LISTED RECORDS:

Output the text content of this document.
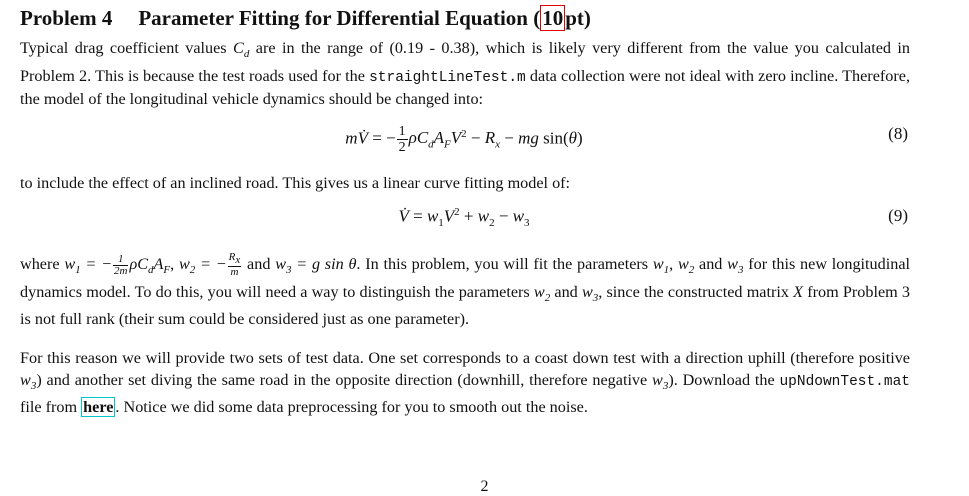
Problem 4 Parameter Fitting for Differential Equation (10pt)
Typical drag coefficient values $C_d$ are in the range of (0.19 - 0.38), which is likely very different from the value you calculated in Problem 2. This is because the test roads used for the straightLineTest.m data collection were not ideal with zero incline. Therefore, the model of the longitudinal vehicle dynamics should be changed into:
mV̇ = − $\frac{1}{2} \rho C_dA_FV^2 - R_x$ − mg sin(θ)	(8)
to include the effect of an inclined road. This gives us a linear curve fitting model of:
V̇ = $w_1V^2 + w_2 - w_3$	(9)
where $w_1$ = − $\frac{1}{2m} \rho C_dA_F$, $w_2$ = − $\frac{R_x}{m}$ and $w_3 = g$ sin θ. In this problem, you will fit the parameters $w_1$, $w_2$ and $w_3$ for this new longitudinal dynamics model. To do this, you will need a way to distinguish the parameters $w_2$ and $w_3$, since the constructed matrix X from Problem 3 is not full rank (their sum could be considered just as one parameter).
For this reason we will provide two sets of test data. One set corresponds to a coast down test with a direction uphill (therefore positive $w_3$) and another set diving the same road in the opposite direction (downhill, therefore negative $w_3$). Download the upNdownTest.mat file from here . Notice we did some data preprocessing for you to smooth out the noise.
2
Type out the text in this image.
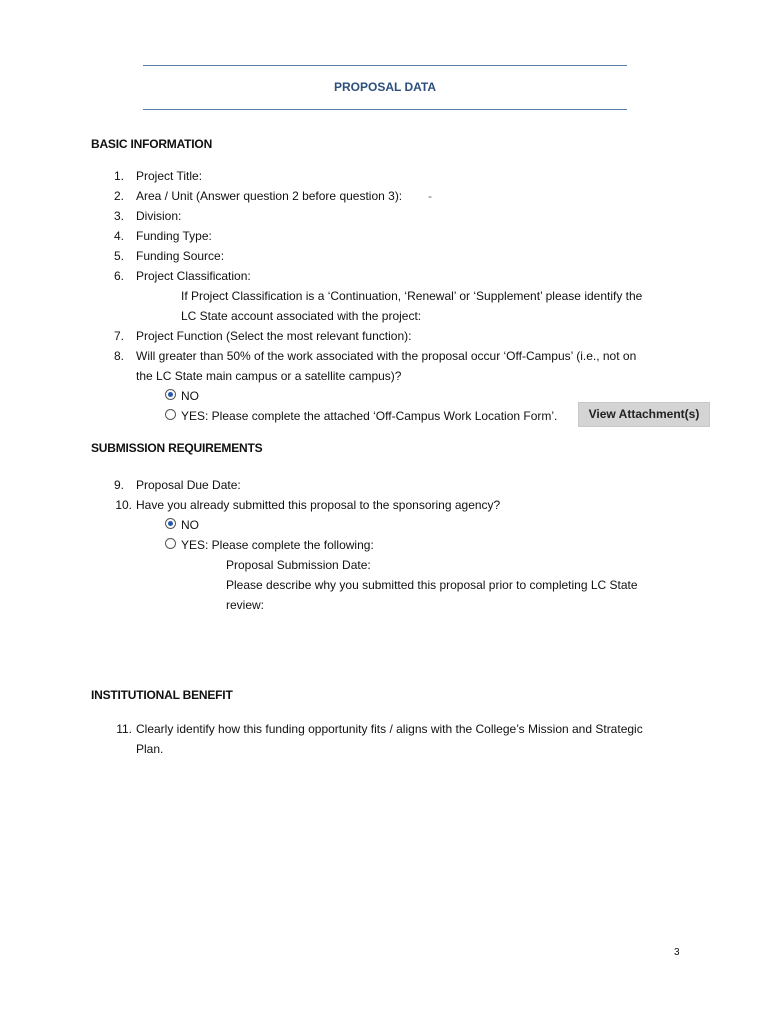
PROPOSAL DATA
BASIC INFORMATION
1. Project Title:
2. Area / Unit (Answer question 2 before question 3): -
3. Division:
4. Funding Type:
5. Funding Source:
6. Project Classification:
If Project Classification is a ‘Continuation, ‘Renewal’ or ‘Supplement’ please identify the
LC State account associated with the project:
7. Project Function (Select the most relevant function):
8. Will greater than 50% of the work associated with the proposal occur ‘Off-Campus’ (i.e., not on
the LC State main campus or a satellite campus)?
NO
YES: Please complete the attached ‘Off-Campus Work Location Form’.	View Attachment(s)
SUBMISSION REQUIREMENTS
9. Proposal Due Date:
10. Have you already submitted this proposal to the sponsoring agency?
NO
YES: Please complete the following:
Proposal Submission Date:
Please describe why you submitted this proposal prior to completing LC State
review:
INSTITUTIONAL BENEFIT
11. Clearly identify how this funding opportunity fits / aligns with the College’s Mission and Strategic
Plan.
3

WHAT THE EXERCISE ASKS:
Go through the data and gather every line that holds "from".

RESULT OF THE TASK:
Typical drag coefficient values $C_d$ are in the range of (0.19 - 0.38), which is likely very different from the value you calculated in Problem 2. This is because the test roads used for the straightLineTest.m data collection were not ideal with zero incline. Therefore, the model of the longitudinal vehicle dynamics should be changed into:
where $w_1$ = − $\frac{1}{2m} \rho C_dA_F$, $w_2$ = − $\frac{R_x}{m}$ and $w_3 = g$ sin θ. In this problem, you will fit the parameters $w_1$, $w_2$ and $w_3$ for this new longitudinal dynamics model. To do this, you will need a way to distinguish the parameters $w_2$ and $w_3$, since the constructed matrix X from Problem 3 is not full rank (their sum could be considered just as one parameter).
For this reason we will provide two sets of test data. One set corresponds to a coast down test with a direction uphill (therefore positive $w_3$) and another set diving the same road in the opposite direction (downhill, therefore negative $w_3$). Download the upNdownTest.mat file from here . Notice we did some data preprocessing for you to smooth out the noise.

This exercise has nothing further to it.